— EXERCISE —
Write out all of the entries that follow, word for word, but skip the pictures.

— MATERIAL SHOWN —
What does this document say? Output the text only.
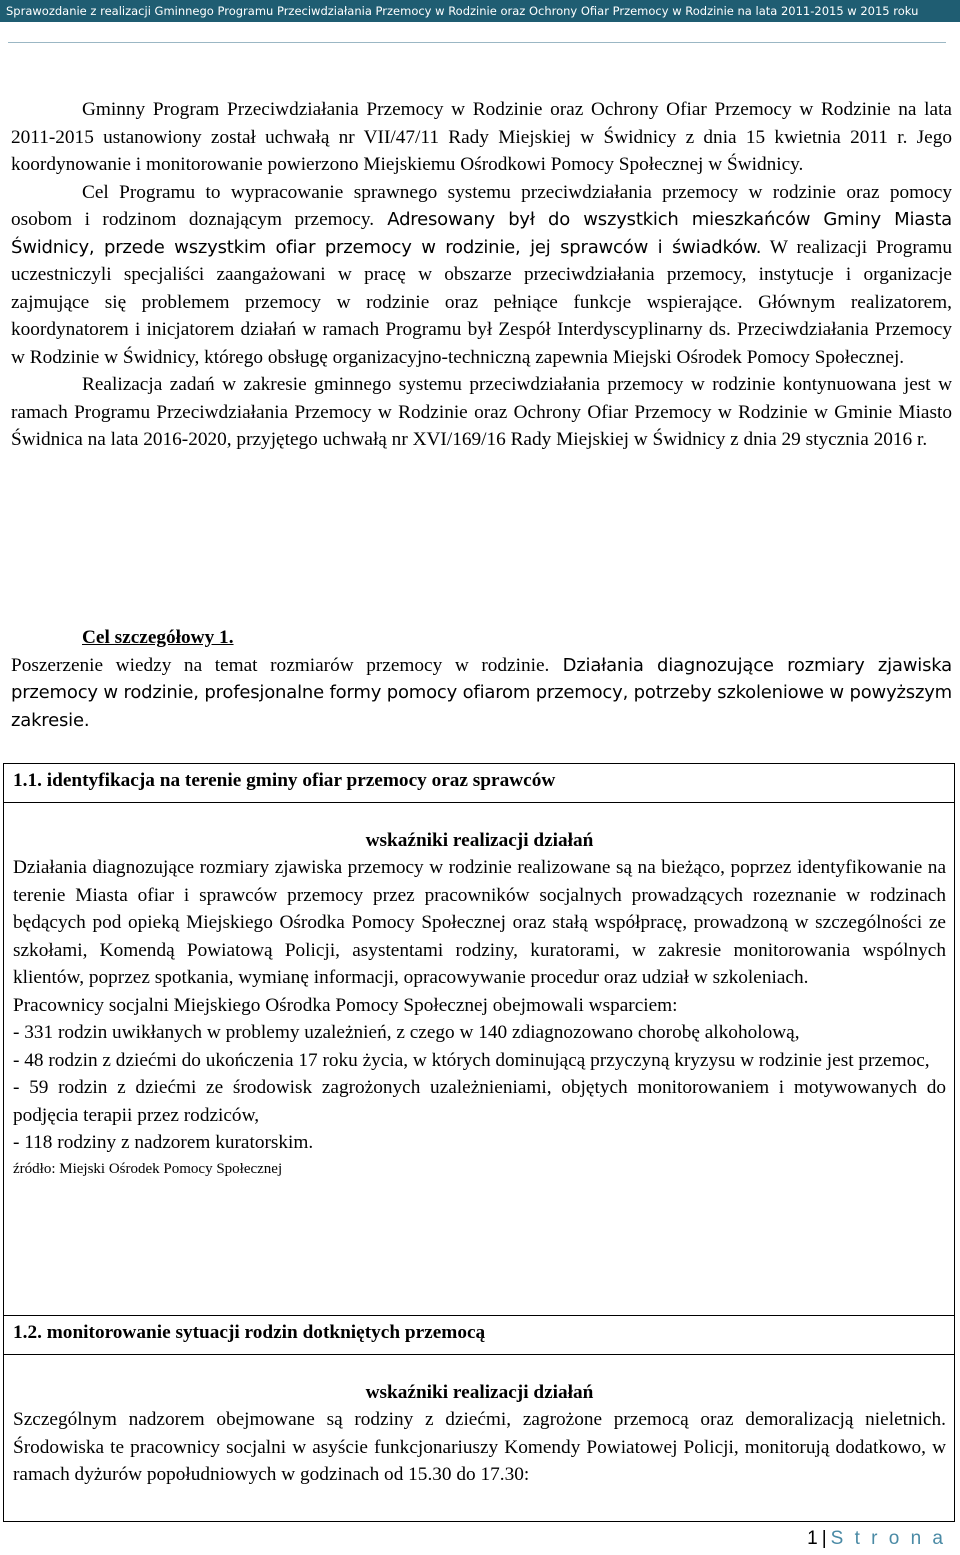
Sprawozdanie z realizacji Gminnego Programu Przeciwdziałania Przemocy w Rodzinie oraz Ochrony Ofiar Przemocy w Rodzinie na lata 2011-2015 w 2015 roku
Gminny Program Przeciwdziałania Przemocy w Rodzinie oraz Ochrony Ofiar Przemocy w Rodzinie na lata 2011-2015 ustanowiony został uchwałą nr VII/47/11 Rady Miejskiej w Świdnicy z dnia 15 kwietnia 2011 r. Jego koordynowanie i monitorowanie powierzono Miejskiemu Ośrodkowi Pomocy Społecznej w Świdnicy.
Cel Programu to wypracowanie sprawnego systemu przeciwdziałania przemocy w rodzinie oraz pomocy osobom i rodzinom doznającym przemocy. Adresowany był do wszystkich mieszkańców Gminy Miasta Świdnicy, przede wszystkim ofiar przemocy w rodzinie, jej sprawców i świadków. W realizacji Programu uczestniczyli specjaliści zaangażowani w pracę w obszarze przeciwdziałania przemocy, instytucje i organizacje zajmujące się problemem przemocy w rodzinie oraz pełniące funkcje wspierające. Głównym realizatorem, koordynatorem i inicjatorem działań w ramach Programu był Zespół Interdyscyplinarny ds. Przeciwdziałania Przemocy w Rodzinie w Świdnicy, którego obsługę organizacyjno-techniczną zapewnia Miejski Ośrodek Pomocy Społecznej.
Realizacja zadań w zakresie gminnego systemu przeciwdziałania przemocy w rodzinie kontynuowana jest w ramach Programu Przeciwdziałania Przemocy w Rodzinie oraz Ochrony Ofiar Przemocy w Rodzinie w Gminie Miasto Świdnica na lata 2016-2020, przyjętego uchwałą nr XVI/169/16 Rady Miejskiej w Świdnicy z dnia 29 stycznia 2016 r.
Cel szczegółowy 1.
Poszerzenie wiedzy na temat rozmiarów przemocy w rodzinie. Działania diagnozujące rozmiary zjawiska przemocy w rodzinie, profesjonalne formy pomocy ofiarom przemocy, potrzeby szkoleniowe w powyższym zakresie.
1.1. identyfikacja na terenie gminy ofiar przemocy oraz sprawców
wskaźniki realizacji działań
Działania diagnozujące rozmiary zjawiska przemocy w rodzinie realizowane są na bieżąco, poprzez identyfikowanie na terenie Miasta ofiar i sprawców przemocy przez pracowników socjalnych prowadzących rozeznanie w rodzinach będących pod opieką Miejskiego Ośrodka Pomocy Społecznej oraz stałą współpracę, prowadzoną w szczególności ze szkołami, Komendą Powiatową Policji, asystentami rodziny, kuratorami, w zakresie monitorowania wspólnych klientów, poprzez spotkania, wymianę informacji, opracowywanie procedur oraz udział w szkoleniach.
Pracownicy socjalni Miejskiego Ośrodka Pomocy Społecznej obejmowali wsparciem:
- 331 rodzin uwikłanych w problemy uzależnień, z czego w 140 zdiagnozowano chorobę alkoholową,
- 48 rodzin z dziećmi do ukończenia 17 roku życia, w których dominującą przyczyną kryzysu w rodzinie jest przemoc,
- 59 rodzin z dziećmi ze środowisk zagrożonych uzależnieniami, objętych monitorowaniem i motywowanych do podjęcia terapii przez rodziców,
- 118 rodziny z nadzorem kuratorskim.
źródło: Miejski Ośrodek Pomocy Społecznej
1.2. monitorowanie sytuacji rodzin dotkniętych przemocą
wskaźniki realizacji działań
Szczególnym nadzorem obejmowane są rodziny z dziećmi, zagrożone przemocą oraz demoralizacją nieletnich. Środowiska te pracownicy socjalni w asyście funkcjonariuszy Komendy Powiatowej Policji, monitorują dodatkowo, w ramach dyżurów popołudniowych w godzinach od 15.30 do 17.30:
1 | S t r o n a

— EXERCISE OUTPUT —
What does this document say? Output the text only.
Sprawozdanie z realizacji Gminnego Programu Przeciwdziałania Przemocy w Rodzinie oraz Ochrony Ofiar Przemocy w Rodzinie na lata 2011-2015 w 2015 roku
Gminny Program Przeciwdziałania Przemocy w Rodzinie oraz Ochrony Ofiar Przemocy w Rodzinie na lata 2011-2015 ustanowiony został uchwałą nr VII/47/11 Rady Miejskiej w Świdnicy z dnia 15 kwietnia 2011 r. Jego koordynowanie i monitorowanie powierzono Miejskiemu Ośrodkowi Pomocy Społecznej w Świdnicy.
Cel Programu to wypracowanie sprawnego systemu przeciwdziałania przemocy w rodzinie oraz pomocy osobom i rodzinom doznającym przemocy. Adresowany był do wszystkich mieszkańców Gminy Miasta Świdnicy, przede wszystkim ofiar przemocy w rodzinie, jej sprawców i świadków. W realizacji Programu uczestniczyli specjaliści zaangażowani w pracę w obszarze przeciwdziałania przemocy, instytucje i organizacje zajmujące się problemem przemocy w rodzinie oraz pełniące funkcje wspierające. Głównym realizatorem, koordynatorem i inicjatorem działań w ramach Programu był Zespół Interdyscyplinarny ds. Przeciwdziałania Przemocy w Rodzinie w Świdnicy, którego obsługę organizacyjno-techniczną zapewnia Miejski Ośrodek Pomocy Społecznej.
Realizacja zadań w zakresie gminnego systemu przeciwdziałania przemocy w rodzinie kontynuowana jest w ramach Programu Przeciwdziałania Przemocy w Rodzinie oraz Ochrony Ofiar Przemocy w Rodzinie w Gminie Miasto Świdnica na lata 2016-2020, przyjętego uchwałą nr XVI/169/16 Rady Miejskiej w Świdnicy z dnia 29 stycznia 2016 r.
Cel szczegółowy 1.
Poszerzenie wiedzy na temat rozmiarów przemocy w rodzinie. Działania diagnozujące rozmiary zjawiska przemocy w rodzinie, profesjonalne formy pomocy ofiarom przemocy, potrzeby szkoleniowe w powyższym zakresie.
1.1. identyfikacja na terenie gminy ofiar przemocy oraz sprawców
wskaźniki realizacji działań
Działania diagnozujące rozmiary zjawiska przemocy w rodzinie realizowane są na bieżąco, poprzez identyfikowanie na terenie Miasta ofiar i sprawców przemocy przez pracowników socjalnych prowadzących rozeznanie w rodzinach będących pod opieką Miejskiego Ośrodka Pomocy Społecznej oraz stałą współpracę, prowadzoną w szczególności ze szkołami, Komendą Powiatową Policji, asystentami rodziny, kuratorami, w zakresie monitorowania wspólnych klientów, poprzez spotkania, wymianę informacji, opracowywanie procedur oraz udział w szkoleniach.
Pracownicy socjalni Miejskiego Ośrodka Pomocy Społecznej obejmowali wsparciem:
- 331 rodzin uwikłanych w problemy uzależnień, z czego w 140 zdiagnozowano chorobę alkoholową,
- 48 rodzin z dziećmi do ukończenia 17 roku życia, w których dominującą przyczyną kryzysu w rodzinie jest przemoc,
- 59 rodzin z dziećmi ze środowisk zagrożonych uzależnieniami, objętych monitorowaniem i motywowanych do podjęcia terapii przez rodziców,
- 118 rodziny z nadzorem kuratorskim.
źródło: Miejski Ośrodek Pomocy Społecznej
1.2. monitorowanie sytuacji rodzin dotkniętych przemocą
wskaźniki realizacji działań
Szczególnym nadzorem obejmowane są rodziny z dziećmi, zagrożone przemocą oraz demoralizacją nieletnich. Środowiska te pracownicy socjalni w asyście funkcjonariuszy Komendy Powiatowej Policji, monitorują dodatkowo, w ramach dyżurów popołudniowych w godzinach od 15.30 do 17.30:
1 | S t r o n a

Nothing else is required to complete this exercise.